=== What you have to do ===
Pick out every line that holds the string "животноводства" and copy it.

=== Records shown ===
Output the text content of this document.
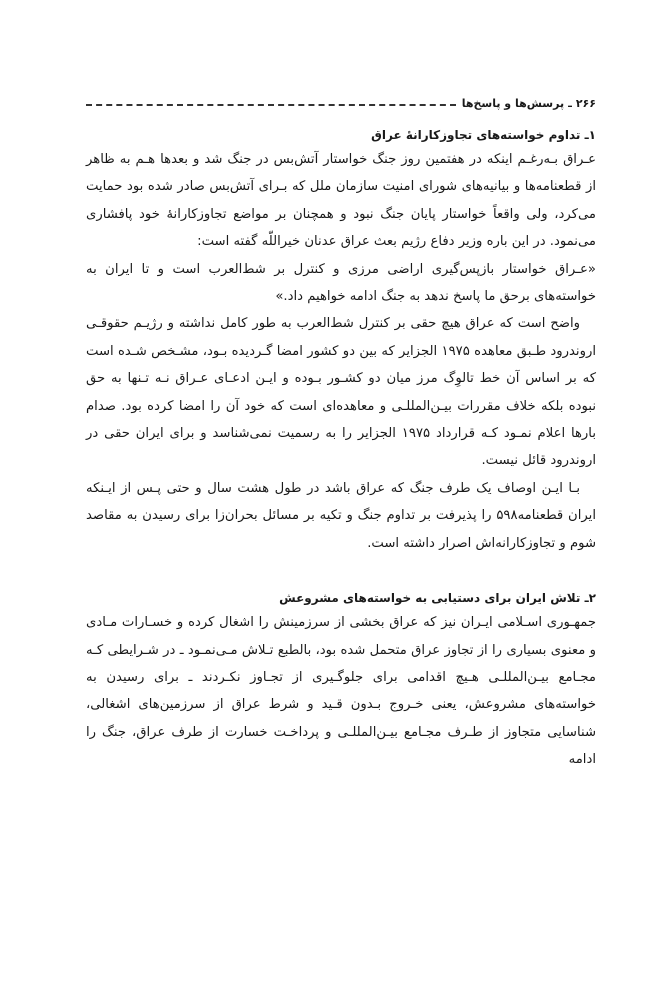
۲۶۶
ـ
پرسش‌ها و پاسخ‌ها
۱ـ تداوم خواسته‌های تجاوزکارانهٔ عراق

عـراق بـه‌رغـم اینکه در هفتمین روز جنگ خواستار آتش‌بس در جنگ شد و بعدها هـم به ظاهر از قطعنامه‌ها و بیانیه‌های شورای امنیت سازمان ملل که بـرای آتش‌بس صادر شده بود حمایت می‌کرد، ولی واقعاً خواستار پایان جنگ نبود و همچنان بر مواضع تجاوزکارانهٔ خود پافشاری می‌نمود. در این باره وزیر دفاع رژیم بعث عراق عدنان خیراللّه گفته است:

«عـراق خواستار بازپس‌گیری اراضی مرزی و کنترل بر شط‌العرب است و تا ایران به خواسته‌های برحق ما پاسخ ندهد به جنگ ادامه خواهیم داد.»

واضح است که عراق هیچ حقی بر کنترل شط‌العرب به طور کامل نداشته و رژیـم حقوقـی اروندرود طـبق معاهده ۱۹۷۵ الجزایر که بین دو کشور امضا گـردیده بـود، مشـخص شـده است که بر اساس آن خط تالوِگ مرز میان دو کشـور بـوده و ایـن ادعـای عـراق نـه تـنها به حق نبوده بلکه خلاف مقررات بیـن‌المللـی و معاهده‌ای است که خود آن را امضا کرده بود. صدام بارها اعلام نمـود کـه قرارداد ۱۹۷۵ الجزایر را به رسمیت نمی‌شناسد و برای ایران حقی در اروندرود قائل نیست.

بـا ایـن اوصاف یک طرف جنگ که عراق باشد در طول هشت سال و حتی پـس از ایـنکه ایران قطعنامه۵۹۸ را پذیرفت بر تداوم جنگ و تکیه بر مسائل بحران‌زا برای رسیدن به مقاصد شوم و تجاوزکارانه‌اش اصرار داشته است.

۲ـ تلاش ایران برای دستیابی به خواسته‌های مشروعش

جمهـوری اسـلامی ایـران نیز که عراق بخشی از سرزمینش را اشغال کرده و خسـارات مـادی و معنوی بسیاری را از تجاوز عراق متحمل شده بود، بالطبع تـلاش مـی‌نمـود ـ در شـرایطی کـه مجـامع بیـن‌المللـی هـیچ اقدامی برای جلوگـیری از تجـاوز نکـردند ـ برای رسیدن به خواسته‌های مشروعش، یعنی خـروج بـدون قـید و شرط عراق از سرزمین‌های اشغالی، شناسایی متجاوز از طـرف مجـامع بیـن‌المللـی و پرداخـت خسارت از طرف عراق، جنگ را ادامه
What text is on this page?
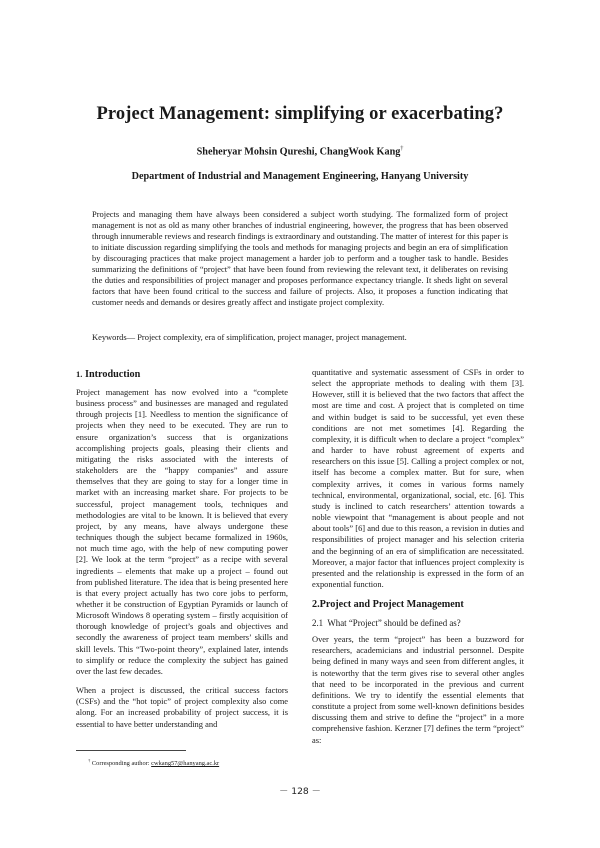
Project Management: simplifying or exacerbating?
Sheheryar Mohsin Qureshi, ChangWook Kang†
Department of Industrial and Management Engineering, Hanyang University

Projects and managing them have always been considered a subject worth studying. The formalized form of project management is not as old as many other branches of industrial engineering, however, the progress that has been observed through innumerable reviews and research findings is extraordinary and outstanding. The matter of interest for this paper is to initiate discussion regarding simplifying the tools and methods for managing projects and begin an era of simplification by discouraging practices that make project management a harder job to perform and a tougher task to handle. Besides summarizing the definitions of “project” that have been found from reviewing the relevant text, it deliberates on revising the duties and responsibilities of project manager and proposes performance expectancy triangle. It sheds light on several factors that have been found critical to the success and failure of projects. Also, it proposes a function indicating that customer needs and demands or desires greatly affect and instigate project complexity.

Keywords— Project complexity, era of simplification, project manager, project management.

1. Introduction

Project management has now evolved into a “complete business process” and businesses are managed and regulated through projects [1]. Needless to mention the significance of projects when they need to be executed. They are run to ensure organization’s success that is organizations accomplishing projects goals, pleasing their clients and mitigating the risks associated with the interests of stakeholders are the “happy companies” and assure themselves that they are going to stay for a longer time in market with an increasing market share. For projects to be successful, project management tools, techniques and methodologies are vital to be known. It is believed that every project, by any means, have always undergone these techniques though the subject became formalized in 1960s, not much time ago, with the help of new computing power [2]. We look at the term “project” as a recipe with several ingredients – elements that make up a project – found out from published literature. The idea that is being presented here is that every project actually has two core jobs to perform, whether it be construction of Egyptian Pyramids or launch of Microsoft Windows 8 operating system – firstly acquisition of thorough knowledge of project’s goals and objectives and secondly the awareness of project team members’ skills and skill levels. This “Two-point theory”, explained later, intends to simplify or reduce the complexity the subject has gained over the last few decades.

When a project is discussed, the critical success factors (CSFs) and the “hot topic” of project complexity also come along. For an increased probability of project success, it is essential to have better understanding and

quantitative and systematic assessment of CSFs in order to select the appropriate methods to dealing with them [3]. However, still it is believed that the two factors that affect the most are time and cost. A project that is completed on time and within budget is said to be successful, yet even these conditions are not met sometimes [4]. Regarding the complexity, it is difficult when to declare a project “complex” and harder to have robust agreement of experts and researchers on this issue [5]. Calling a project complex or not, itself has become a complex matter. But for sure, when complexity arrives, it comes in various forms namely technical, environmental, organizational, social, etc. [6]. This study is inclined to catch researchers’ attention towards a noble viewpoint that “management is about people and not about tools” [6] and due to this reason, a revision in duties and responsibilities of project manager and his selection criteria and the beginning of an era of simplification are necessitated. Moreover, a major factor that influences project complexity is presented and the relationship is expressed in the form of an exponential function.

2.Project and Project Management
2.1 What “Project” should be defined as?

Over years, the term “project” has been a buzzword for researchers, academicians and industrial personnel. Despite being defined in many ways and seen from different angles, it is noteworthy that the term gives rise to several other angles that need to be incorporated in the previous and current definitions. We try to identify the essential elements that constitute a project from some well-known definitions besides discussing them and strive to define the “project” in a more comprehensive fashion. Kerzner [7] defines the term “project” as:

† Corresponding author: cwkang57@hanyang.ac.kr
－ 128 －
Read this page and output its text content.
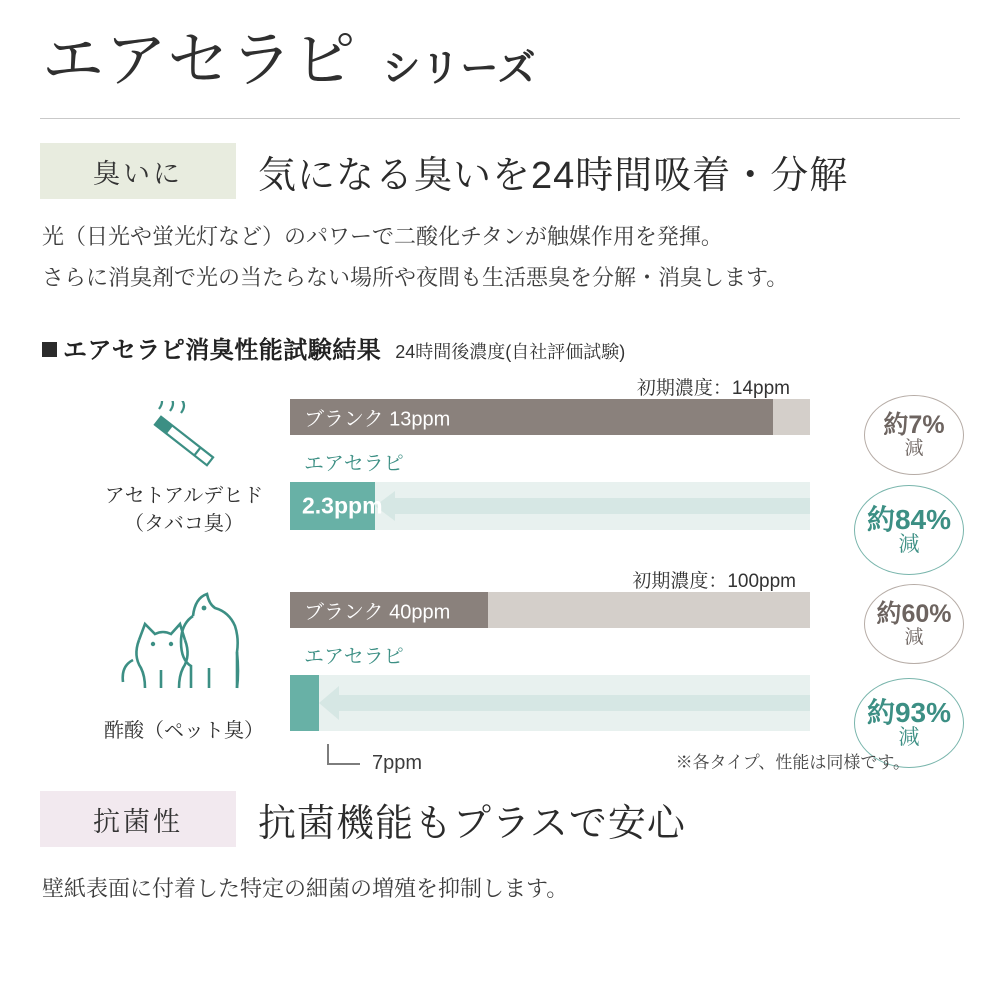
エアセラピ シリーズ
臭いに	気になる臭いを24時間吸着・分解
光（日光や蛍光灯など）のパワーで二酸化チタンが触媒作用を発揮。
さらに消臭剤で光の当たらない場所や夜間も生活悪臭を分解・消臭します。
エアセラピ消臭性能試験結果 24時間後濃度(自社評価試験)
アセトアルデヒド
（タバコ臭）
初期濃度：14ppm
ブランク 13ppm
エアセラピ
2.3ppm
約7%
減
約84%
減
酢酸（ペット臭）
初期濃度：100ppm
ブランク 40ppm
エアセラピ
7ppm
約60%
減
約93%
減
※各タイプ、性能は同様です。
抗菌性	抗菌機能もプラスで安心
壁紙表面に付着した特定の細菌の増殖を抑制します。
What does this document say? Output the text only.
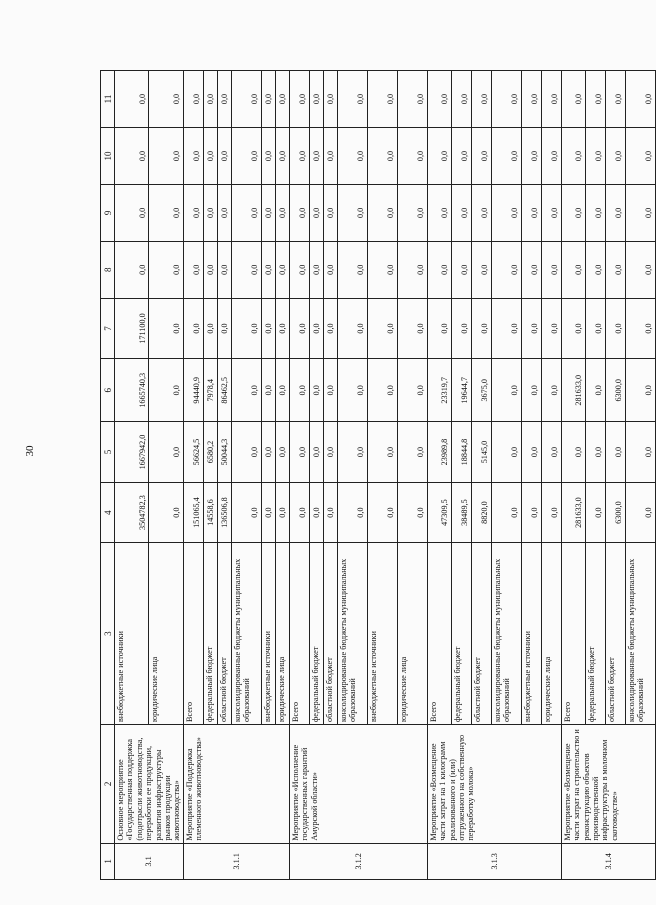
30
1	2	3	4	5	6	7	8	9	10	11
3.1	Основное мероприятие «Государственная поддержка (подотрасли животноводства, переработки ее продукции, развития инфраструктуры рынков продукции животноводства»	внебюджетные источники	3504782,3	1667942,0	1665740,3	171100,0	0,0	0,0	0,0	0,0
		юридические лица	0,0	0,0	0,0	0,0	0,0	0,0	0,0	0,0
3.1.1	Мероприятие «Поддержка племенного животноводства»	Всего	151065,4	56624,5	94440,9	0,0	0,0	0,0	0,0	0,0
		федеральный бюджет	14558,6	6580,2	7978,4	0,0	0,0	0,0	0,0	0,0
		областной бюджет	136506,8	50044,3	86462,5	0,0	0,0	0,0	0,0	0,0
		консолидированные бюджеты муниципальных образований	0,0	0,0	0,0	0,0	0,0	0,0	0,0	0,0
		внебюджетные источники	0,0	0,0	0,0	0,0	0,0	0,0	0,0	0,0
		юридические лица	0,0	0,0	0,0	0,0	0,0	0,0	0,0	0,0
3.1.2	Мероприятие «Исполнение государственных гарантий Амурской области»	Всего	0,0	0,0	0,0	0,0	0,0	0,0	0,0	0,0
		федеральный бюджет	0,0	0,0	0,0	0,0	0,0	0,0	0,0	0,0
		областной бюджет	0,0	0,0	0,0	0,0	0,0	0,0	0,0	0,0
		консолидированные бюджеты муниципальных образований	0,0	0,0	0,0	0,0	0,0	0,0	0,0	0,0
		внебюджетные источники	0,0	0,0	0,0	0,0	0,0	0,0	0,0	0,0
		юридические лица	0,0	0,0	0,0	0,0	0,0	0,0	0,0	0,0
3.1.3	Мероприятие «Возмещение части затрат на 1 килограмм реализованного и (или) отгруженного на собственную переработку молока»	Всего	47309,5	23989,8	23319,7	0,0	0,0	0,0	0,0	0,0
		федеральный бюджет	38489,5	18844,8	19644,7	0,0	0,0	0,0	0,0	0,0
		областной бюджет	8820,0	5145,0	3675,0	0,0	0,0	0,0	0,0	0,0
		консолидированные бюджеты муниципальных образований	0,0	0,0	0,0	0,0	0,0	0,0	0,0	0,0
		внебюджетные источники	0,0	0,0	0,0	0,0	0,0	0,0	0,0	0,0
		юридические лица	0,0	0,0	0,0	0,0	0,0	0,0	0,0	0,0
3.1.4	Мероприятие «Возмещение части затрат на строительство и реконструкцию объектов производственной инфраструктуры в молочном скотоводстве»	Всего	281633,0	0,0	281633,0	0,0	0,0	0,0	0,0	0,0
		федеральный бюджет	0,0	0,0	0,0	0,0	0,0	0,0	0,0	0,0
		областной бюджет	6300,0	0,0	6300,0	0,0	0,0	0,0	0,0	0,0
		консолидированные бюджеты муниципальных образований	0,0	0,0	0,0	0,0	0,0	0,0	0,0	0,0
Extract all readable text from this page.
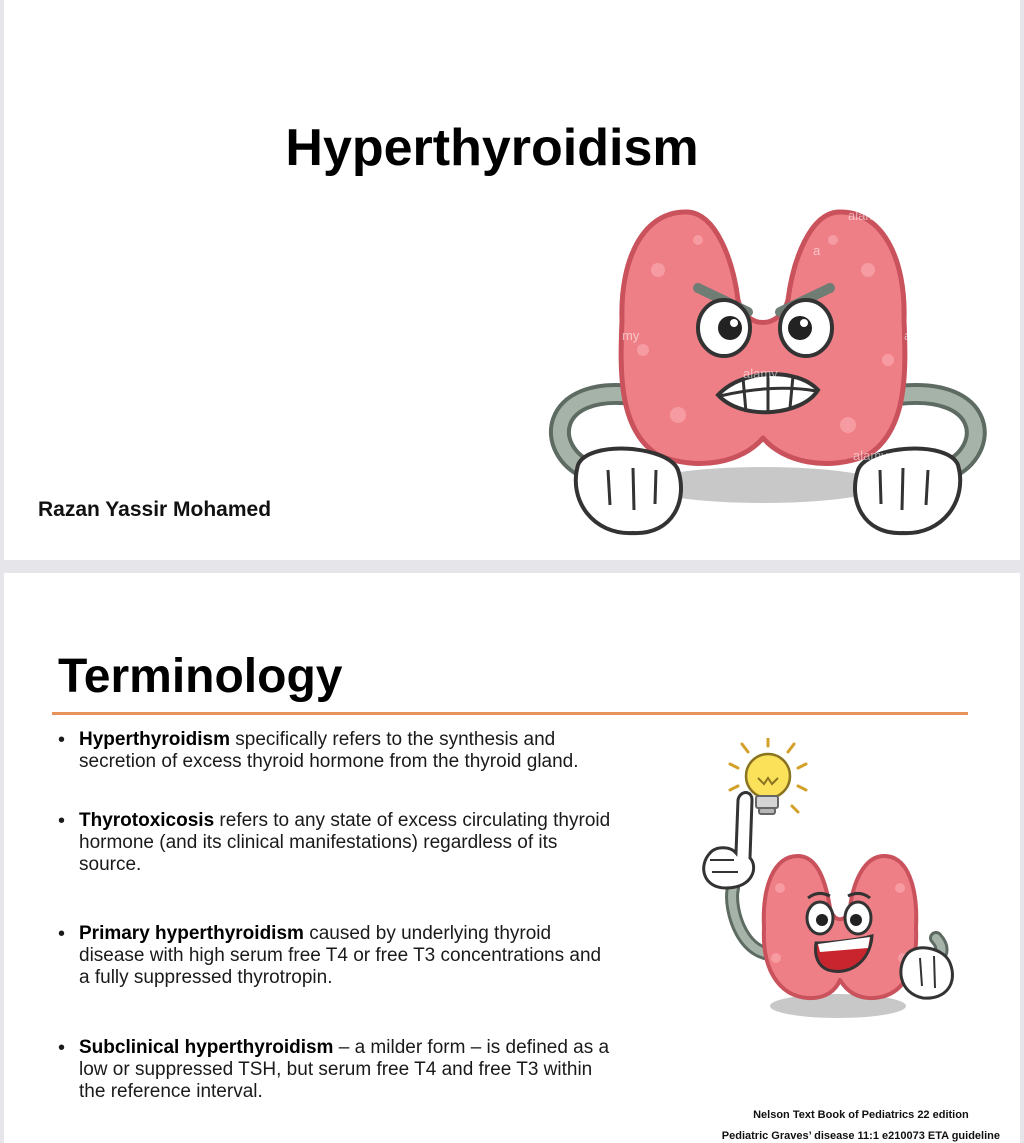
Hyperthyroidism
Razan Yassir Mohamed
alamy
a
my	ala
alamy
alamy
Terminology
• Hyperthyroidism specifically refers to the synthesis and secretion of excess thyroid hormone from the thyroid gland.
• Thyrotoxicosis refers to any state of excess circulating thyroid hormone (and its clinical manifestations) regardless of its source.
• Primary hyperthyroidism caused by underlying thyroid disease with high serum free T4 or free T3 concentrations and a fully suppressed thyrotropin.
• Subclinical hyperthyroidism – a milder form – is defined as a low or suppressed TSH, but serum free T4 and free T3 within the reference interval.
Nelson Text Book of Pediatrics 22 edition
Pediatric Graves’ disease 11:1 e210073 ETA guideline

=== Task solution ===
3.1	Основное мероприятие «Государственная поддержка (подотрасли животноводства, переработки ее продукции, развития инфраструктуры рынков продукции животноводства»	внебюджетные источники	3504782,3	1667942,0	1665740,3	171100,0	0,0	0,0	0,0	0,0
3.1.1	Мероприятие «Поддержка племенного животноводства»	Всего	151065,4	56624,5	94440,9	0,0	0,0	0,0	0,0	0,0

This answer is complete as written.